# Dataset
◆ ◆ ◆ ◆

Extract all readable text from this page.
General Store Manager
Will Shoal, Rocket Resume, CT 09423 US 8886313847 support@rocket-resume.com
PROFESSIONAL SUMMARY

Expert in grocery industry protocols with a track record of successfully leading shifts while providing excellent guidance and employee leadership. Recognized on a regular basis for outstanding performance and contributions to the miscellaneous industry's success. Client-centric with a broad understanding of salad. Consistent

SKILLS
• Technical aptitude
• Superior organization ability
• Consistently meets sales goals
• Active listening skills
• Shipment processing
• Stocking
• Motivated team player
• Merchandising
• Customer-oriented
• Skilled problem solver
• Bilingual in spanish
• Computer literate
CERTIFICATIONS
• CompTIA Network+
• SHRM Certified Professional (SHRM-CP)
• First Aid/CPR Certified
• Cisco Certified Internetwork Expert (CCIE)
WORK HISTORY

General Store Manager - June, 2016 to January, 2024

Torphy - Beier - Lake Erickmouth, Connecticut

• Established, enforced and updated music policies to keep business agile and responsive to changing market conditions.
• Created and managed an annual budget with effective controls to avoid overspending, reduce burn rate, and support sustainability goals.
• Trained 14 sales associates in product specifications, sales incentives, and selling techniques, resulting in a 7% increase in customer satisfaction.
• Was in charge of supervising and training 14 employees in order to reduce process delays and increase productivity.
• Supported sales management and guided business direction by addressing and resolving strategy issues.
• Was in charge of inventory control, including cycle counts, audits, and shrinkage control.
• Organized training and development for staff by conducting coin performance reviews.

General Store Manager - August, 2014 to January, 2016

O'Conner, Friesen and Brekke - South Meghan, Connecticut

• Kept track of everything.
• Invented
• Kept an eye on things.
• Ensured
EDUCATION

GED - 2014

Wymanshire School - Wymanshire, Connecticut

◆ ◆ ◆ ◆

# Task objective
Extract each entry in full, exactly as given.

# Response to the exercise
Extract all readable text from this page.
General Store Manager
Will Shoal, Rocket Resume, CT 09423 US 8886313847 support@rocket-resume.com
PROFESSIONAL SUMMARY

Expert in grocery industry protocols with a track record of successfully leading shifts while providing excellent guidance and employee leadership. Recognized on a regular basis for outstanding performance and contributions to the miscellaneous industry's success. Client-centric with a broad understanding of salad. Consistent

SKILLS
• Technical aptitude
• Superior organization ability
• Consistently meets sales goals
• Active listening skills
• Shipment processing
• Stocking
• Motivated team player
• Merchandising
• Customer-oriented
• Skilled problem solver
• Bilingual in spanish
• Computer literate
CERTIFICATIONS
• CompTIA Network+
• SHRM Certified Professional (SHRM-CP)
• First Aid/CPR Certified
• Cisco Certified Internetwork Expert (CCIE)
WORK HISTORY

General Store Manager - June, 2016 to January, 2024

Torphy - Beier - Lake Erickmouth, Connecticut

• Established, enforced and updated music policies to keep business agile and responsive to changing market conditions.
• Created and managed an annual budget with effective controls to avoid overspending, reduce burn rate, and support sustainability goals.
• Trained 14 sales associates in product specifications, sales incentives, and selling techniques, resulting in a 7% increase in customer satisfaction.
• Was in charge of supervising and training 14 employees in order to reduce process delays and increase productivity.
• Supported sales management and guided business direction by addressing and resolving strategy issues.
• Was in charge of inventory control, including cycle counts, audits, and shrinkage control.
• Organized training and development for staff by conducting coin performance reviews.

General Store Manager - August, 2014 to January, 2016

O'Conner, Friesen and Brekke - South Meghan, Connecticut

• Kept track of everything.
• Invented
• Kept an eye on things.
• Ensured
EDUCATION

GED - 2014

Wymanshire School - Wymanshire, Connecticut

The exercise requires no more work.